▽

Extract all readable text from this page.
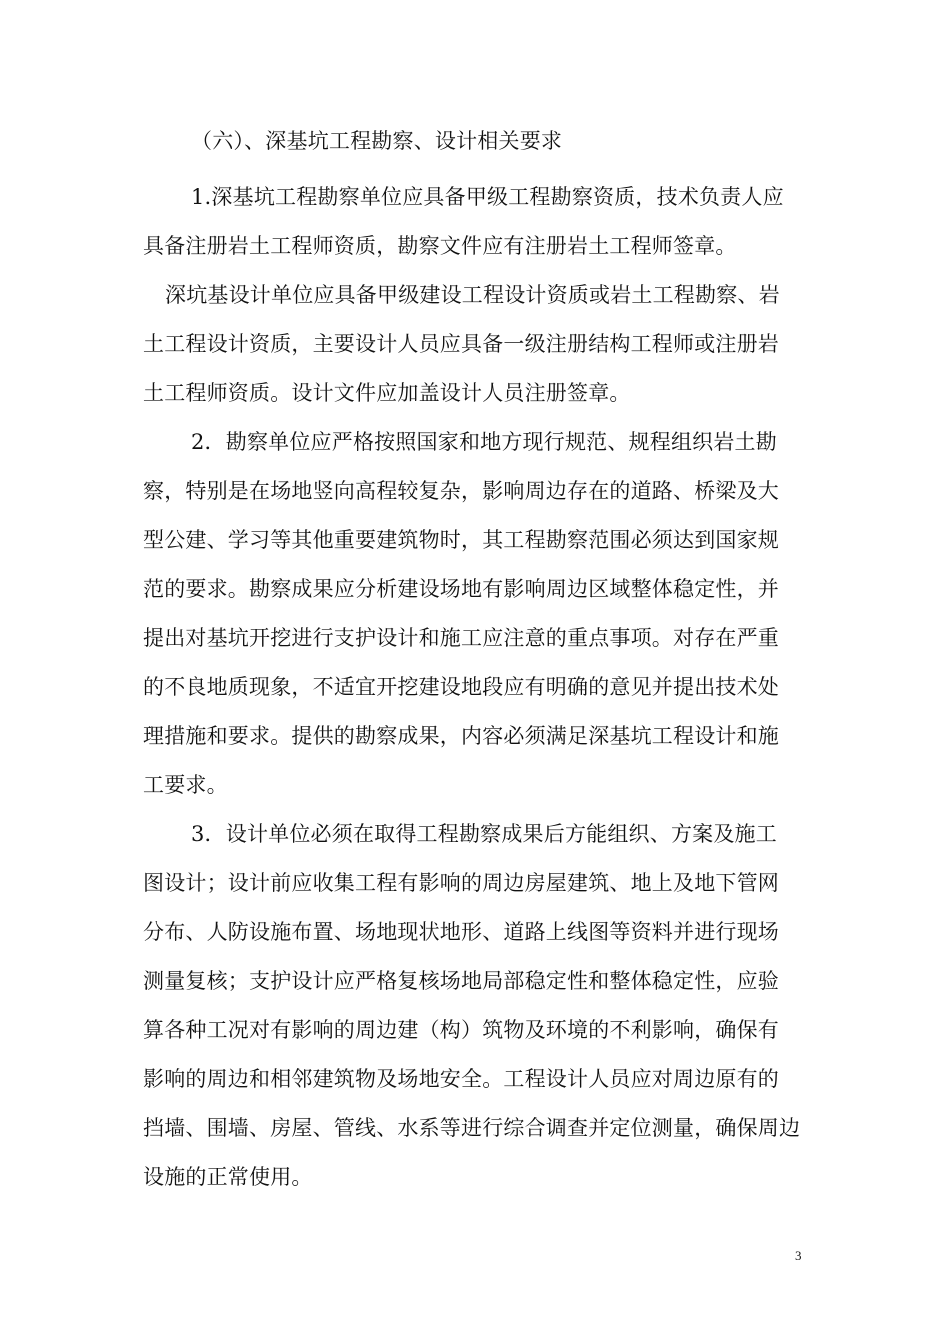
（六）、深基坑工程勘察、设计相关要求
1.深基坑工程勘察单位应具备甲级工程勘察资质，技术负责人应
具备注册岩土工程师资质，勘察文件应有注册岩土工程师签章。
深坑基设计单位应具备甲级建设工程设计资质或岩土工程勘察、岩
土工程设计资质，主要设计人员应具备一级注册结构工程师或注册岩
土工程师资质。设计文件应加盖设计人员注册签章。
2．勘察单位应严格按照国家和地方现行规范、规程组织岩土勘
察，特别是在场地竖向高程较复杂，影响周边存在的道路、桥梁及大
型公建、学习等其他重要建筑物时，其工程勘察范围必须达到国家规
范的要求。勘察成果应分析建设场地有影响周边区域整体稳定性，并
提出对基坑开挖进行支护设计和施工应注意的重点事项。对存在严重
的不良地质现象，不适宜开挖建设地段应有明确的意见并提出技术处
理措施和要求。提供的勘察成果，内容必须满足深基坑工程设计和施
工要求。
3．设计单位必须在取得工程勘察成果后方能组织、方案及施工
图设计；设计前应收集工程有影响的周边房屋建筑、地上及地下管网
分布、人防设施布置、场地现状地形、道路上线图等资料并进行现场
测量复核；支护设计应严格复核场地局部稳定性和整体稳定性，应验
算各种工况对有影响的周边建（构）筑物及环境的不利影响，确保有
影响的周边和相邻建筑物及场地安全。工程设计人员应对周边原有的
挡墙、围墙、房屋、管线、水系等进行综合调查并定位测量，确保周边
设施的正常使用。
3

△

Task details: Repeat the records in full, exactly as they appear, without the pictures.

Response to the exercise:
Extract all readable text from this page.
（六）、深基坑工程勘察、设计相关要求
1.深基坑工程勘察单位应具备甲级工程勘察资质，技术负责人应
具备注册岩土工程师资质，勘察文件应有注册岩土工程师签章。
深坑基设计单位应具备甲级建设工程设计资质或岩土工程勘察、岩
土工程设计资质，主要设计人员应具备一级注册结构工程师或注册岩
土工程师资质。设计文件应加盖设计人员注册签章。
2．勘察单位应严格按照国家和地方现行规范、规程组织岩土勘
察，特别是在场地竖向高程较复杂，影响周边存在的道路、桥梁及大
型公建、学习等其他重要建筑物时，其工程勘察范围必须达到国家规
范的要求。勘察成果应分析建设场地有影响周边区域整体稳定性，并
提出对基坑开挖进行支护设计和施工应注意的重点事项。对存在严重
的不良地质现象，不适宜开挖建设地段应有明确的意见并提出技术处
理措施和要求。提供的勘察成果，内容必须满足深基坑工程设计和施
工要求。
3．设计单位必须在取得工程勘察成果后方能组织、方案及施工
图设计；设计前应收集工程有影响的周边房屋建筑、地上及地下管网
分布、人防设施布置、场地现状地形、道路上线图等资料并进行现场
测量复核；支护设计应严格复核场地局部稳定性和整体稳定性，应验
算各种工况对有影响的周边建（构）筑物及环境的不利影响，确保有
影响的周边和相邻建筑物及场地安全。工程设计人员应对周边原有的
挡墙、围墙、房屋、管线、水系等进行综合调查并定位测量，确保周边
设施的正常使用。
3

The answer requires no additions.